◆ Box coordinate listings
○ ○ ○ ○ ○ ○ ○
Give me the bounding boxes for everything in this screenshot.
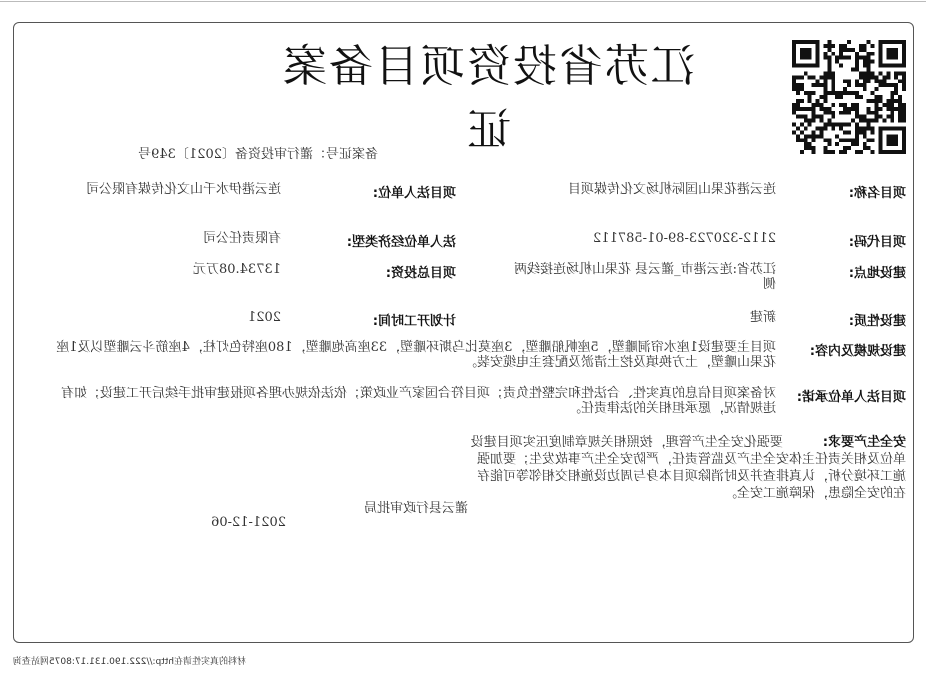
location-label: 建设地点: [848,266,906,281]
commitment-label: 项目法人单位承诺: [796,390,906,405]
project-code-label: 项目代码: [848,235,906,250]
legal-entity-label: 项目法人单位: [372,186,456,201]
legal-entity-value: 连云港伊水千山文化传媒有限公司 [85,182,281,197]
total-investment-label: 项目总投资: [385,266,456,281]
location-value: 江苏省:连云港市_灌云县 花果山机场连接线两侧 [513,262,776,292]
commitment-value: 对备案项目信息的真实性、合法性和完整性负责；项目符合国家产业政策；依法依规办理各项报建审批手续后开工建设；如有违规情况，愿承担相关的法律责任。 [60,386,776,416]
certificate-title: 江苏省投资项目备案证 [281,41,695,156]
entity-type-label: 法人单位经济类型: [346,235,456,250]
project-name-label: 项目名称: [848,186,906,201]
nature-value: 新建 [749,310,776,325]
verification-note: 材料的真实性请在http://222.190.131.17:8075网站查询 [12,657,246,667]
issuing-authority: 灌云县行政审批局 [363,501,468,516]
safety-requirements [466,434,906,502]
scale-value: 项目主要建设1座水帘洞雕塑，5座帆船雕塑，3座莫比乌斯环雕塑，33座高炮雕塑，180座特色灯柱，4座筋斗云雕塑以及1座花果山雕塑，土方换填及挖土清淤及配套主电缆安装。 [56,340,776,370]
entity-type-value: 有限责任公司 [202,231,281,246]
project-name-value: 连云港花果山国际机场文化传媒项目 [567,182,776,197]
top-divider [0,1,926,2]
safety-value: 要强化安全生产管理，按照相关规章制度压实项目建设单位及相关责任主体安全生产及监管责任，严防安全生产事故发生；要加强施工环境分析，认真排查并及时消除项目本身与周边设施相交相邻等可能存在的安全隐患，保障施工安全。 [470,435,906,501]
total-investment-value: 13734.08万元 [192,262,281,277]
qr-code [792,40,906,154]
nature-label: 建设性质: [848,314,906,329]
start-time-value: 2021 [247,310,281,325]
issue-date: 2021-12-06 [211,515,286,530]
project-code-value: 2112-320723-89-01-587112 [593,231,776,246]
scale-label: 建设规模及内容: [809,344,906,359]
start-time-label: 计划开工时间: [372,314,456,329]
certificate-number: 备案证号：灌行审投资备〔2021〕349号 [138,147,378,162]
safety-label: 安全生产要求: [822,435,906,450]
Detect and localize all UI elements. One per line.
○ ○ ○ ○ ○ ○ ○
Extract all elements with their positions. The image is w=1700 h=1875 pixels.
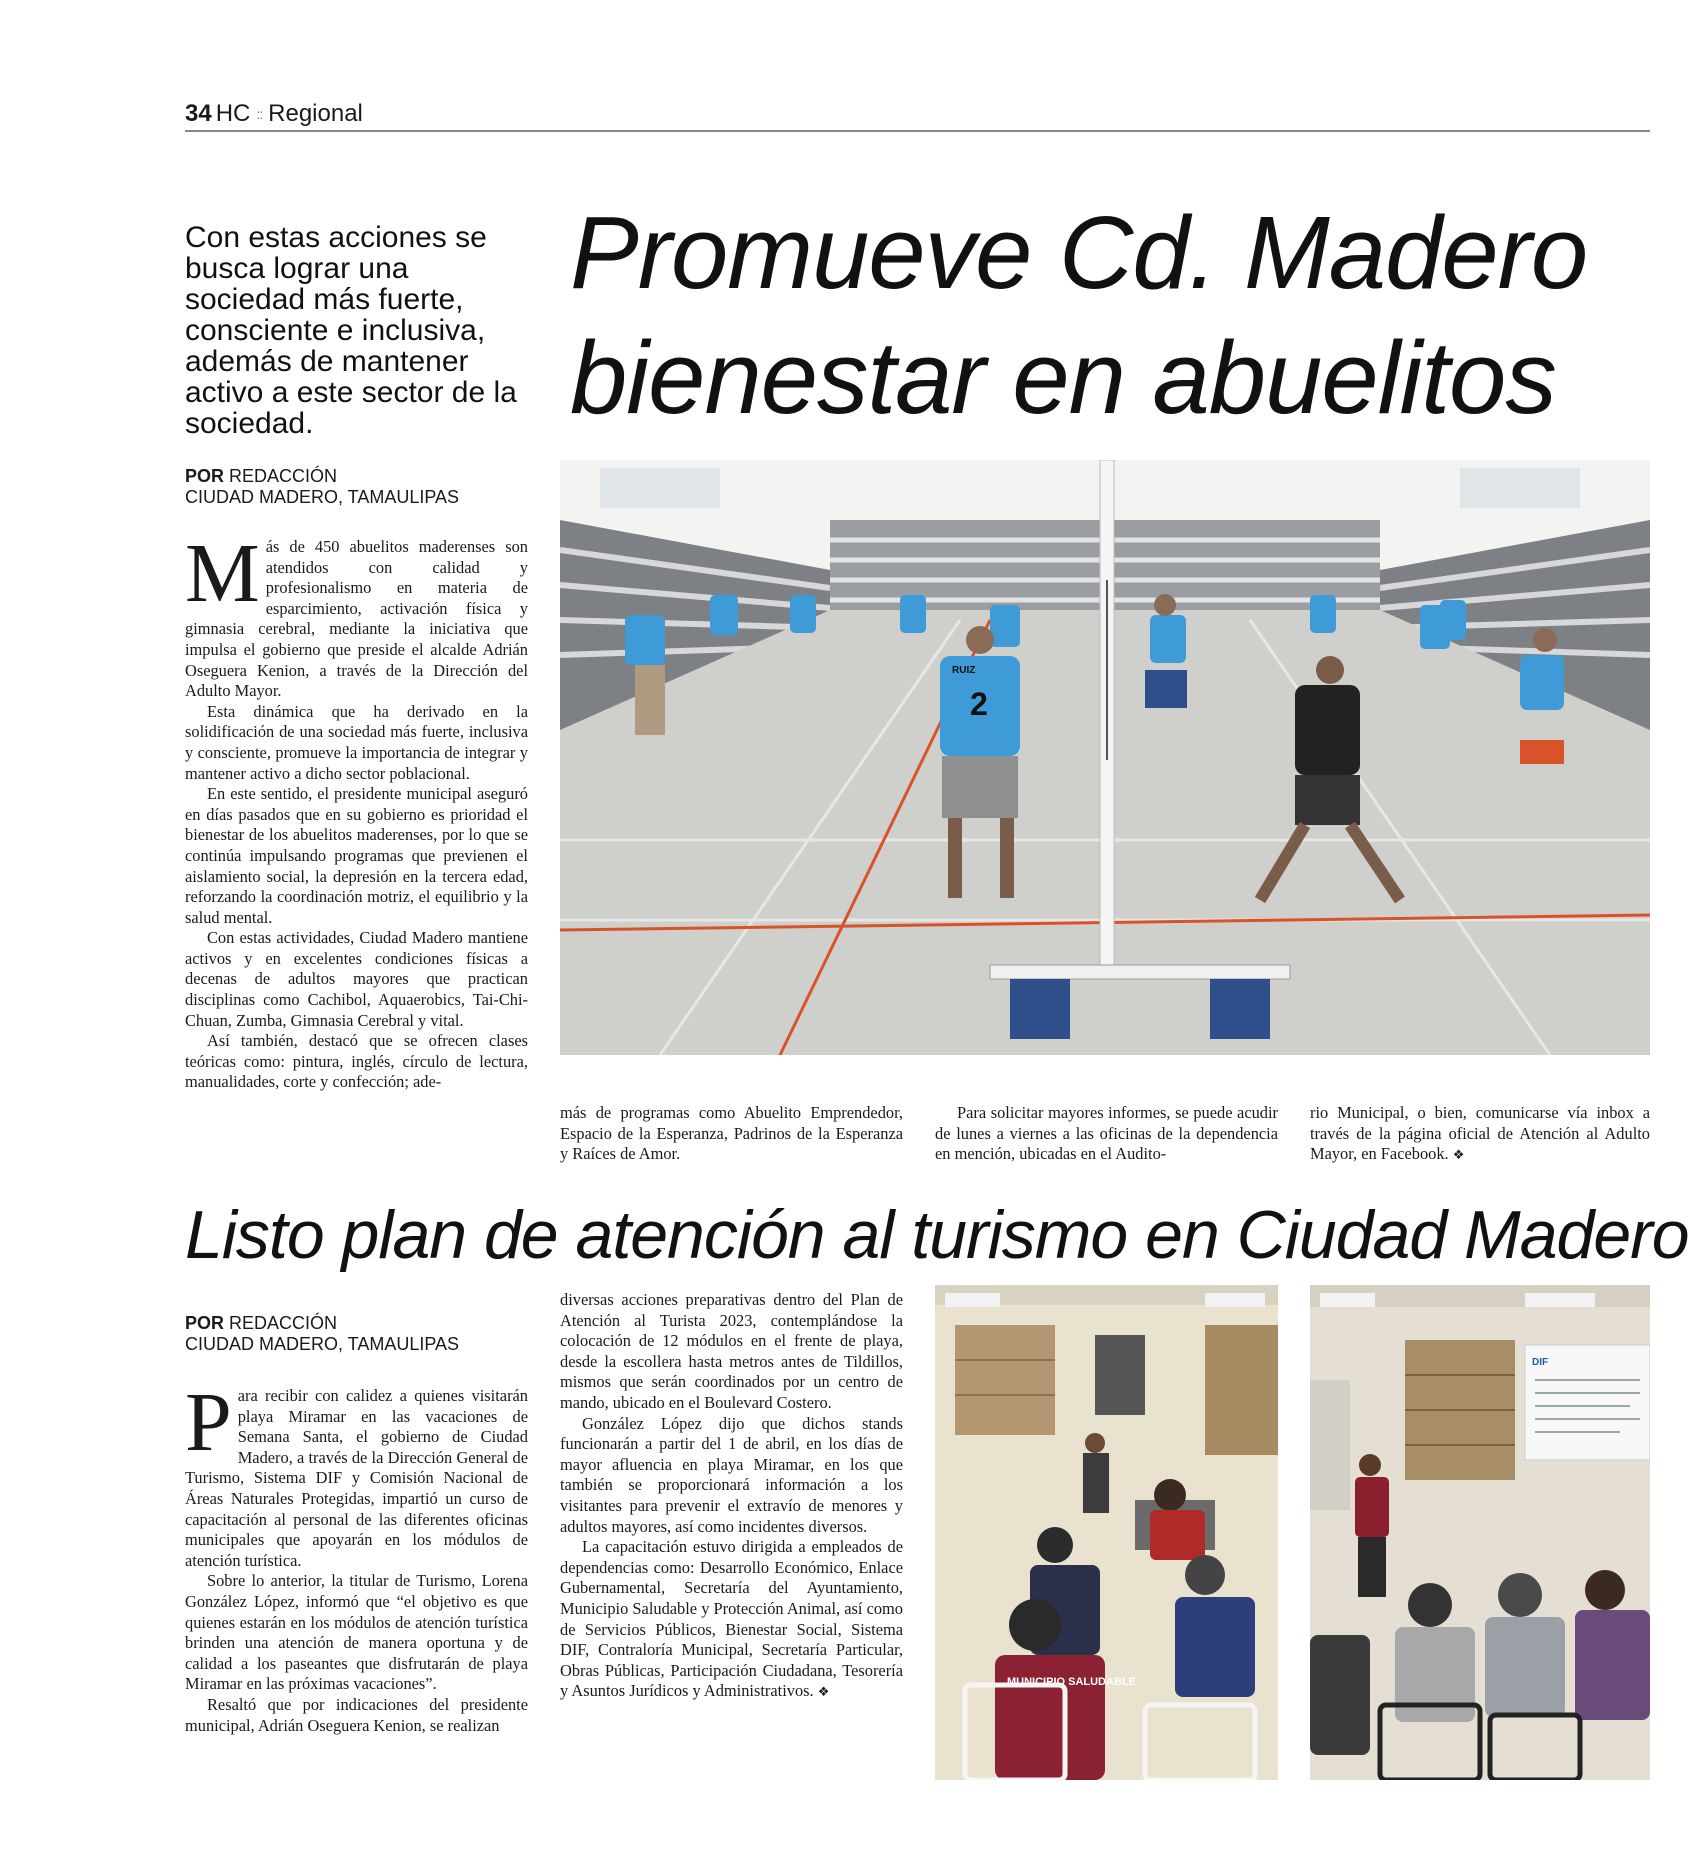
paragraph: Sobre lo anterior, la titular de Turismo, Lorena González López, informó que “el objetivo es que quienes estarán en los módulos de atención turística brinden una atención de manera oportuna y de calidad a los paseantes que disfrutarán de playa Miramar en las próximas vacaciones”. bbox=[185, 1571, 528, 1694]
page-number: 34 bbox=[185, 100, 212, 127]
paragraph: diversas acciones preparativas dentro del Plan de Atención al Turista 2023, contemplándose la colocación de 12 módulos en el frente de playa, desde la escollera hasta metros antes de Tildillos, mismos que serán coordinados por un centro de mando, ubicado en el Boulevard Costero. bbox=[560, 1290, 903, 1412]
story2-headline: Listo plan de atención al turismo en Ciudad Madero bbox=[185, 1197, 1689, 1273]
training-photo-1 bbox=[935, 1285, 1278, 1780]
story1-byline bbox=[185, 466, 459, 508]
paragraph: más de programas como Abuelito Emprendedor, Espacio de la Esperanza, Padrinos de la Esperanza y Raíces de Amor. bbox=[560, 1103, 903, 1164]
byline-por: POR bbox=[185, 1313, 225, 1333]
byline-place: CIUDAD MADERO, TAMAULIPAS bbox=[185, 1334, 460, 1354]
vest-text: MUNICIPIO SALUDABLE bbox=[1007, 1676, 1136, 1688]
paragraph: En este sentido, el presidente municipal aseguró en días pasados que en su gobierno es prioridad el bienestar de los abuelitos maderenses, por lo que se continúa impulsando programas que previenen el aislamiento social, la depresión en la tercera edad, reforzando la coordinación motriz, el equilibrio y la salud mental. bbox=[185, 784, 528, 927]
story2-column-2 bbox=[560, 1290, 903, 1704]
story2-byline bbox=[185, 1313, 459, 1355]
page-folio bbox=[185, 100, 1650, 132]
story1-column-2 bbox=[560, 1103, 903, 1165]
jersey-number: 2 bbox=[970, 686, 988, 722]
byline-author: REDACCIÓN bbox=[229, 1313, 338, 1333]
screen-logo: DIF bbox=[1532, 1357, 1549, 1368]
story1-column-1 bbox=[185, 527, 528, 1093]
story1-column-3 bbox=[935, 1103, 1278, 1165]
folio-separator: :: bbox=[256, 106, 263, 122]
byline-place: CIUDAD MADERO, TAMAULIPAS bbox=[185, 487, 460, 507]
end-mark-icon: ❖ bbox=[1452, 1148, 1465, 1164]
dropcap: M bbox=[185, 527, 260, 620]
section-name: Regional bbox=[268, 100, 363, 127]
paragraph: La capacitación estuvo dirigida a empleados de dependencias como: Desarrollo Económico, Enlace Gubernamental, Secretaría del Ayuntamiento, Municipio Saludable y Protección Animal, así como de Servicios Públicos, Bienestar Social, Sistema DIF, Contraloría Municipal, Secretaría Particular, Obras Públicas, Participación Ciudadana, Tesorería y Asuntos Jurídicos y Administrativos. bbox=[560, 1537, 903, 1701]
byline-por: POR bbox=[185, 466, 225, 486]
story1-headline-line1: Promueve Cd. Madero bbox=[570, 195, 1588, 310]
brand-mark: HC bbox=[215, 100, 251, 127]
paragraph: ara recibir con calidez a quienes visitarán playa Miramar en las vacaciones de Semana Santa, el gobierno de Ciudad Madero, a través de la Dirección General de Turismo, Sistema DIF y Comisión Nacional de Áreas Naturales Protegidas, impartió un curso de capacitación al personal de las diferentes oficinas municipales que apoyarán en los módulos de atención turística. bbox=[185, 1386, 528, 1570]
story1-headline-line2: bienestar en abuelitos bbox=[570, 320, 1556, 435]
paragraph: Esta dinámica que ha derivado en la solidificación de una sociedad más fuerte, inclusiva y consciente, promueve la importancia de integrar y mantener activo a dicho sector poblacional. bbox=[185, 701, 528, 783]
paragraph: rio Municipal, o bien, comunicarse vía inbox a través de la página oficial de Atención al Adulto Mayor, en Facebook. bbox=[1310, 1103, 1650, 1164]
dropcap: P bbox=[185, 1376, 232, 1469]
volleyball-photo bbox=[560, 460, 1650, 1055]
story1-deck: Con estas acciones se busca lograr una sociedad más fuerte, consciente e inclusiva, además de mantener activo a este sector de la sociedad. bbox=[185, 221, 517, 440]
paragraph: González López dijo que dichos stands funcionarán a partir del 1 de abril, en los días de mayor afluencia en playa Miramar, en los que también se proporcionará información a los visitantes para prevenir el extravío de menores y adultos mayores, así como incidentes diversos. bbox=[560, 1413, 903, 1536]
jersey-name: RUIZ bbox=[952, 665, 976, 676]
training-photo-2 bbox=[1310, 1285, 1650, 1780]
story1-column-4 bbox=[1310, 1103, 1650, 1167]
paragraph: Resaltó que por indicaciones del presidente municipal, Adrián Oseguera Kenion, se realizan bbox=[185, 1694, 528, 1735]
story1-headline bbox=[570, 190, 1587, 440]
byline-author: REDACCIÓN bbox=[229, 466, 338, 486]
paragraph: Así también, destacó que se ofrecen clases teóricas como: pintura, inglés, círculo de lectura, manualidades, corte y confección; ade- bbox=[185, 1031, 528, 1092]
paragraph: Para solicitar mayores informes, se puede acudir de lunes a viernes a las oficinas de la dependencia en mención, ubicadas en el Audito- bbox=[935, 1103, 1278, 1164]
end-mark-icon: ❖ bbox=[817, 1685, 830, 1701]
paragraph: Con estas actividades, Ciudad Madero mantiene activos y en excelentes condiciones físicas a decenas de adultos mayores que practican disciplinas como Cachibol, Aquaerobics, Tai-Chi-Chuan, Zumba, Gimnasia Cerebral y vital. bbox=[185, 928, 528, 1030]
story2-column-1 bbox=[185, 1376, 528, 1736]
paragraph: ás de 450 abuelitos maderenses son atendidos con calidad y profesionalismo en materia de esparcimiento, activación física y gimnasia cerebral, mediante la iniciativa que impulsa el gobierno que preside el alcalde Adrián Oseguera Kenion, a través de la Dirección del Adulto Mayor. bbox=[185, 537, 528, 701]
○ ○ ○ ○ ○ ○ ○
◆ Short task
Please gather every line of the data that contains the string "scale", treating uppercase and lowercase as different, and copy each of those lines in full.

◆ Written solution
scale-value: 项目主要建设1座水帘洞雕塑，5座帆船雕塑，3座莫比乌斯环雕塑，33座高炮雕塑，180座特色灯柱，4座筋斗云雕塑以及1座花果山雕塑，土方换填及挖土清淤及配套主电缆安装。 [56,340,776,370]
scale-label: 建设规模及内容: [809,344,906,359]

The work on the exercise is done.